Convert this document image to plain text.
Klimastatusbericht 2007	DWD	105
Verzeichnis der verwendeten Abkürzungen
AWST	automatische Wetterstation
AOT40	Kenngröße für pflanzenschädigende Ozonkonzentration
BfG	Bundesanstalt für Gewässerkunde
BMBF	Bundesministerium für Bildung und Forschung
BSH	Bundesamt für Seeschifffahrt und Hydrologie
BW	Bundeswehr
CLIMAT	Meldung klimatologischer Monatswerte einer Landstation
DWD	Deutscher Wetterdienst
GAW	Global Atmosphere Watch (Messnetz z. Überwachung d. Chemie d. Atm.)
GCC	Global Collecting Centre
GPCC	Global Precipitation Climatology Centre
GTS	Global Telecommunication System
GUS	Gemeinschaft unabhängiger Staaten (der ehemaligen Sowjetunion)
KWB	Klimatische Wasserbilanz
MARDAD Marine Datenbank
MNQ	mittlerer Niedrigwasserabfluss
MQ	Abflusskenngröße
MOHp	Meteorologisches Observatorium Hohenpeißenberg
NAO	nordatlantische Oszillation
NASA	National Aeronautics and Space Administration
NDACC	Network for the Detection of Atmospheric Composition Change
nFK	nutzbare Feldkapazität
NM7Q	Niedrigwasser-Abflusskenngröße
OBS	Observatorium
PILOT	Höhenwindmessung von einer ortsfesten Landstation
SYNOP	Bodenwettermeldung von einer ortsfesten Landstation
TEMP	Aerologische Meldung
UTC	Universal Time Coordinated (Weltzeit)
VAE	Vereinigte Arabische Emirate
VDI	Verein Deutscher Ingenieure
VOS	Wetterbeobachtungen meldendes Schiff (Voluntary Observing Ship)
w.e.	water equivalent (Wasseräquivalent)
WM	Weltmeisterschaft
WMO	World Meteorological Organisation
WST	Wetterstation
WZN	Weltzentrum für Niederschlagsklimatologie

-=-=-

** Problem **
Write out every line from the records above, word for word.

** Task solution **
Convert this document image to plain text.
Klimastatusbericht 2007	DWD	105
Verzeichnis der verwendeten Abkürzungen
AWST	automatische Wetterstation
AOT40	Kenngröße für pflanzenschädigende Ozonkonzentration
BfG	Bundesanstalt für Gewässerkunde
BMBF	Bundesministerium für Bildung und Forschung
BSH	Bundesamt für Seeschifffahrt und Hydrologie
BW	Bundeswehr
CLIMAT	Meldung klimatologischer Monatswerte einer Landstation
DWD	Deutscher Wetterdienst
GAW	Global Atmosphere Watch (Messnetz z. Überwachung d. Chemie d. Atm.)
GCC	Global Collecting Centre
GPCC	Global Precipitation Climatology Centre
GTS	Global Telecommunication System
GUS	Gemeinschaft unabhängiger Staaten (der ehemaligen Sowjetunion)
KWB	Klimatische Wasserbilanz
MARDAD Marine Datenbank
MNQ	mittlerer Niedrigwasserabfluss
MQ	Abflusskenngröße
MOHp	Meteorologisches Observatorium Hohenpeißenberg
NAO	nordatlantische Oszillation
NASA	National Aeronautics and Space Administration
NDACC	Network for the Detection of Atmospheric Composition Change
nFK	nutzbare Feldkapazität
NM7Q	Niedrigwasser-Abflusskenngröße
OBS	Observatorium
PILOT	Höhenwindmessung von einer ortsfesten Landstation
SYNOP	Bodenwettermeldung von einer ortsfesten Landstation
TEMP	Aerologische Meldung
UTC	Universal Time Coordinated (Weltzeit)
VAE	Vereinigte Arabische Emirate
VDI	Verein Deutscher Ingenieure
VOS	Wetterbeobachtungen meldendes Schiff (Voluntary Observing Ship)
w.e.	water equivalent (Wasseräquivalent)
WM	Weltmeisterschaft
WMO	World Meteorological Organisation
WST	Wetterstation
WZN	Weltzentrum für Niederschlagsklimatologie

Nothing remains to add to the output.